* WORK TO COMPLETE: Extract each line where the string "method" shows up.

* GIVEN INFORMATION:
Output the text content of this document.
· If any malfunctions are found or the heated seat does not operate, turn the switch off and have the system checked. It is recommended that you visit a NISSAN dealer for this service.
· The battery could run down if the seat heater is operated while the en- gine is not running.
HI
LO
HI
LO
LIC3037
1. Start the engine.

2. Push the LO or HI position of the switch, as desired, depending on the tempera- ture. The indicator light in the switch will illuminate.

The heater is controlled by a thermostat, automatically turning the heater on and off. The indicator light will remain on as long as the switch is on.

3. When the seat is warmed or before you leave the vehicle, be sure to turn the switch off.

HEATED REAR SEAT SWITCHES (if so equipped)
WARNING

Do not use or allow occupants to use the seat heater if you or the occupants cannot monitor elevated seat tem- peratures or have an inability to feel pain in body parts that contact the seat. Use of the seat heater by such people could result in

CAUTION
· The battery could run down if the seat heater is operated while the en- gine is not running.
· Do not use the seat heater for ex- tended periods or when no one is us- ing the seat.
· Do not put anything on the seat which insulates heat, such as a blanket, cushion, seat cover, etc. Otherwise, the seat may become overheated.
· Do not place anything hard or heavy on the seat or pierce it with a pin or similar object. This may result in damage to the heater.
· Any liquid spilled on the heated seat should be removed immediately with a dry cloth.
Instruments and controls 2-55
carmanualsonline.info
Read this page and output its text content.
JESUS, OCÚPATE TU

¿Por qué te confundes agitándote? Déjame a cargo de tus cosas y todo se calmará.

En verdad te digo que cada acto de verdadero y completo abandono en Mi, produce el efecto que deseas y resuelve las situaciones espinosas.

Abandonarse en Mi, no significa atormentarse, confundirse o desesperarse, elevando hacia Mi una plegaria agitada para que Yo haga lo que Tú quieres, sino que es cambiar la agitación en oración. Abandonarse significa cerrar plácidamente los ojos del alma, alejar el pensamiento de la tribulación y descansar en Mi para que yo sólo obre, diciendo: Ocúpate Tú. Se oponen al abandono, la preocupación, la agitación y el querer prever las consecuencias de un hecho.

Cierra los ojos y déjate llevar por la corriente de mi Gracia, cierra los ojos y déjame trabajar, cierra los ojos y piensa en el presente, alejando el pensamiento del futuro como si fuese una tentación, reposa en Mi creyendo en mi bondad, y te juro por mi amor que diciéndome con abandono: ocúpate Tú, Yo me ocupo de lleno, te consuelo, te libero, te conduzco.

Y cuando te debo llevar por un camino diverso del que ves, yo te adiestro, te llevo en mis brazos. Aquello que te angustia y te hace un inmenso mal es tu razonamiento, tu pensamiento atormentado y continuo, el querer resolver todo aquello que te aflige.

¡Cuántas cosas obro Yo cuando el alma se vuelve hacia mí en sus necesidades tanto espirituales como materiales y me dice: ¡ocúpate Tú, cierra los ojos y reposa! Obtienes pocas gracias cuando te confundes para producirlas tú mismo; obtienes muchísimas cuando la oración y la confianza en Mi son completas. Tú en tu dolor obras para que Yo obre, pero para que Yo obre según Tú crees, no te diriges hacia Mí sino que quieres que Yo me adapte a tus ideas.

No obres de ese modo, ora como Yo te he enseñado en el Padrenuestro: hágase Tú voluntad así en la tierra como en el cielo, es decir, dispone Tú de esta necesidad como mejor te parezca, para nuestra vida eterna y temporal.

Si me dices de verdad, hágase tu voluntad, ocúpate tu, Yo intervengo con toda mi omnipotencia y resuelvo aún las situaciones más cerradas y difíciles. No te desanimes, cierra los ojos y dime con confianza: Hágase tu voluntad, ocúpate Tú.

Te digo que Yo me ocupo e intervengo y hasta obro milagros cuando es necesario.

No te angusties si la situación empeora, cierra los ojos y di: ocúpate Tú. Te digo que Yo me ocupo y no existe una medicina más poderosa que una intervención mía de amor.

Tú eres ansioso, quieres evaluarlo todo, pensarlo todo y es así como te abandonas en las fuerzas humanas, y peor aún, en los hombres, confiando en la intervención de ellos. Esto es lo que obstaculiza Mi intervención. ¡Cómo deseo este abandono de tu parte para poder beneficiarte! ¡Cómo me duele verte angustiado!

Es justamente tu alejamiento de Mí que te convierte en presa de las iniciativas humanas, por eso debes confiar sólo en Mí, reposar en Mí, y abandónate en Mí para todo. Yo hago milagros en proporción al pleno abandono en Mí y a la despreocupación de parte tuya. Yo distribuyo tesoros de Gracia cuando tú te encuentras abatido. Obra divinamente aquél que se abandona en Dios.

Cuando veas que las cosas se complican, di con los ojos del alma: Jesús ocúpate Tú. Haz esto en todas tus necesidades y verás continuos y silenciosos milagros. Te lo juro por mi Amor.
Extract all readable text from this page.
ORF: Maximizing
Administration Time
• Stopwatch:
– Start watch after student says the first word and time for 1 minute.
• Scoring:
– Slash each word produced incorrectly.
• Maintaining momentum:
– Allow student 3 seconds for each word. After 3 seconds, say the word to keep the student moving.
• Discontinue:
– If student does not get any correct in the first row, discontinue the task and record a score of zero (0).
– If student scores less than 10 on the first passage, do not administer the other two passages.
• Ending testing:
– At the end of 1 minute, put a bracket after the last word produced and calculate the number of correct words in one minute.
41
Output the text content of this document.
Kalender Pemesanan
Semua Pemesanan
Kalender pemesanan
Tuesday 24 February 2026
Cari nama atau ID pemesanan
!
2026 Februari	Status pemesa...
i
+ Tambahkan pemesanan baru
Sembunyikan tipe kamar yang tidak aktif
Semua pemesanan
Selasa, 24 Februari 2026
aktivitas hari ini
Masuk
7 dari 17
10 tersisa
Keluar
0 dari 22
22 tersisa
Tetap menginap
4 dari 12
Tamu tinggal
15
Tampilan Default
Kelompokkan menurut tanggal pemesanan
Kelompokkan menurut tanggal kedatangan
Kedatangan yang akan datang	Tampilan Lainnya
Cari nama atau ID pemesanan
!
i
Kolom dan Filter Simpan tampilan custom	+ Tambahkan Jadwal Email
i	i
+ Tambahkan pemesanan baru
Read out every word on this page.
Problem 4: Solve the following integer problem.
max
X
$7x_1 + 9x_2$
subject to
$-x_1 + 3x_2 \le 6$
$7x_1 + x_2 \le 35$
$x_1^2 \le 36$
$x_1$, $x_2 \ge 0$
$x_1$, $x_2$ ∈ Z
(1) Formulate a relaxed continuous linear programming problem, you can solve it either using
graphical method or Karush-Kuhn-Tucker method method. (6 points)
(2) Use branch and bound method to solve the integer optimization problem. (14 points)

* ANSWER TO THIS EXERCISE:
graphical method or Karush-Kuhn-Tucker method method. (6 points)
(2) Use branch and bound method to solve the integer optimization problem. (14 points)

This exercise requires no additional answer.